» **AIM OF THE EXERCISE**: Every line that holds the string "title" is to be identified and copied.

» **DATA ROWS**:

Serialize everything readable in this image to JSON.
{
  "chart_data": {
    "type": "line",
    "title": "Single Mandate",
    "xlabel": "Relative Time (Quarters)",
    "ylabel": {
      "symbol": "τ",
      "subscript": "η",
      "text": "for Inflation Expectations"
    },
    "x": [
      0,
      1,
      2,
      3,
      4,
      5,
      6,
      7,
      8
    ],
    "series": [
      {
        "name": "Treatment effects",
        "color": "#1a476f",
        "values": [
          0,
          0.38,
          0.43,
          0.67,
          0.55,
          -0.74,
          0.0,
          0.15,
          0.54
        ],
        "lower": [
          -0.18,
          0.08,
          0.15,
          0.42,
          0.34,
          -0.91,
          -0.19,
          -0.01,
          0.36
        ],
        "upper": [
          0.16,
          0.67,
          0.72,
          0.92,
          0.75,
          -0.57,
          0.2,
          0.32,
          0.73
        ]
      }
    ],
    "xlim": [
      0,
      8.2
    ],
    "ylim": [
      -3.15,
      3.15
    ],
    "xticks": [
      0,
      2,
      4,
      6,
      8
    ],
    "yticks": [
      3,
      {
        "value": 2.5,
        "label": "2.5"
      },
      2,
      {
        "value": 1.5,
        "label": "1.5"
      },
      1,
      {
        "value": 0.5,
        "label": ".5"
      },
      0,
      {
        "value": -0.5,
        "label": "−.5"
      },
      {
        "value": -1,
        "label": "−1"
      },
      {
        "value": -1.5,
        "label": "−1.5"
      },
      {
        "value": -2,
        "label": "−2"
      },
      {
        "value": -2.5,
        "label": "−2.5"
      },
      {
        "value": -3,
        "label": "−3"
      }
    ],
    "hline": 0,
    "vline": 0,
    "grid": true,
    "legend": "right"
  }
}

==

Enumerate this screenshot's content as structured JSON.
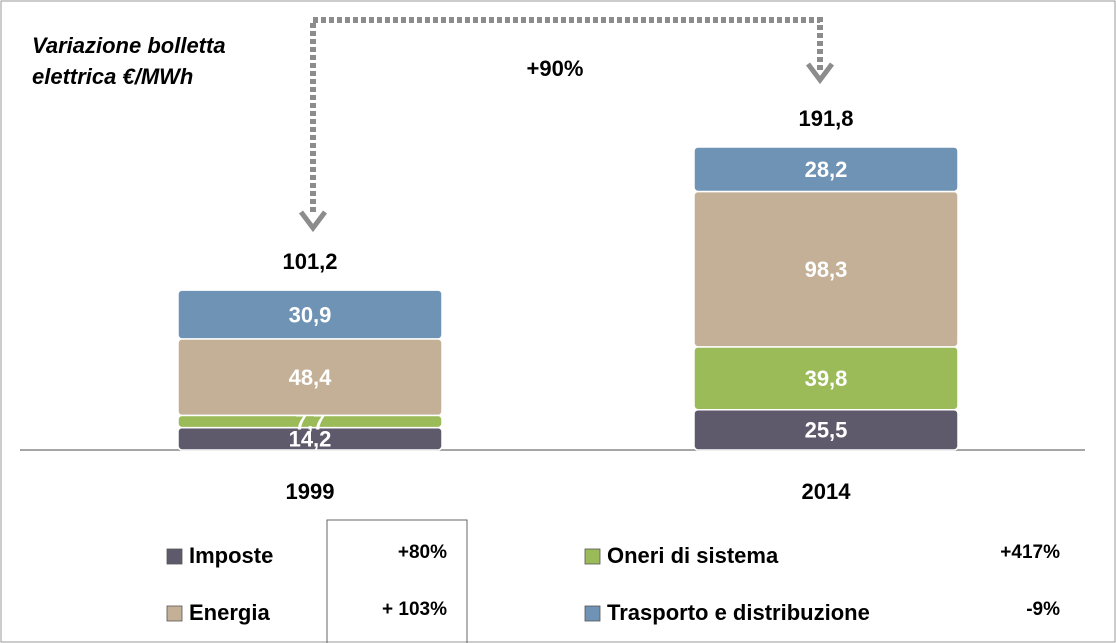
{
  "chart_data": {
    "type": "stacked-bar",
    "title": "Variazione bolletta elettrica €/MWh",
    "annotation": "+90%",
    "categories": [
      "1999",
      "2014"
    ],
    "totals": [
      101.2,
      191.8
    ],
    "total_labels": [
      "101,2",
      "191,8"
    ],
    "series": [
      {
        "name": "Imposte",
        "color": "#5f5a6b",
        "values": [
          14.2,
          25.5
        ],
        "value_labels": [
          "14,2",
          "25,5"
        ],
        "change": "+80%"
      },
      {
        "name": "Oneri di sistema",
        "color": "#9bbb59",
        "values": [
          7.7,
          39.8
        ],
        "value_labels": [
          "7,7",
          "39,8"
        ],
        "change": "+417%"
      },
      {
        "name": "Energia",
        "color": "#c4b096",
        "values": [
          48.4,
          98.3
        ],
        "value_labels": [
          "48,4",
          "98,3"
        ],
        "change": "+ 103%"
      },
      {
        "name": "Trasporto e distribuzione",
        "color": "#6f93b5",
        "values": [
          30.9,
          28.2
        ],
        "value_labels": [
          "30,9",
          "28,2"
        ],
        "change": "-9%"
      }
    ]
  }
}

» **WRITTEN REPLY**:
    "title": "Single Mandate",
    "title": "Variazione bolletta elettrica €/MWh",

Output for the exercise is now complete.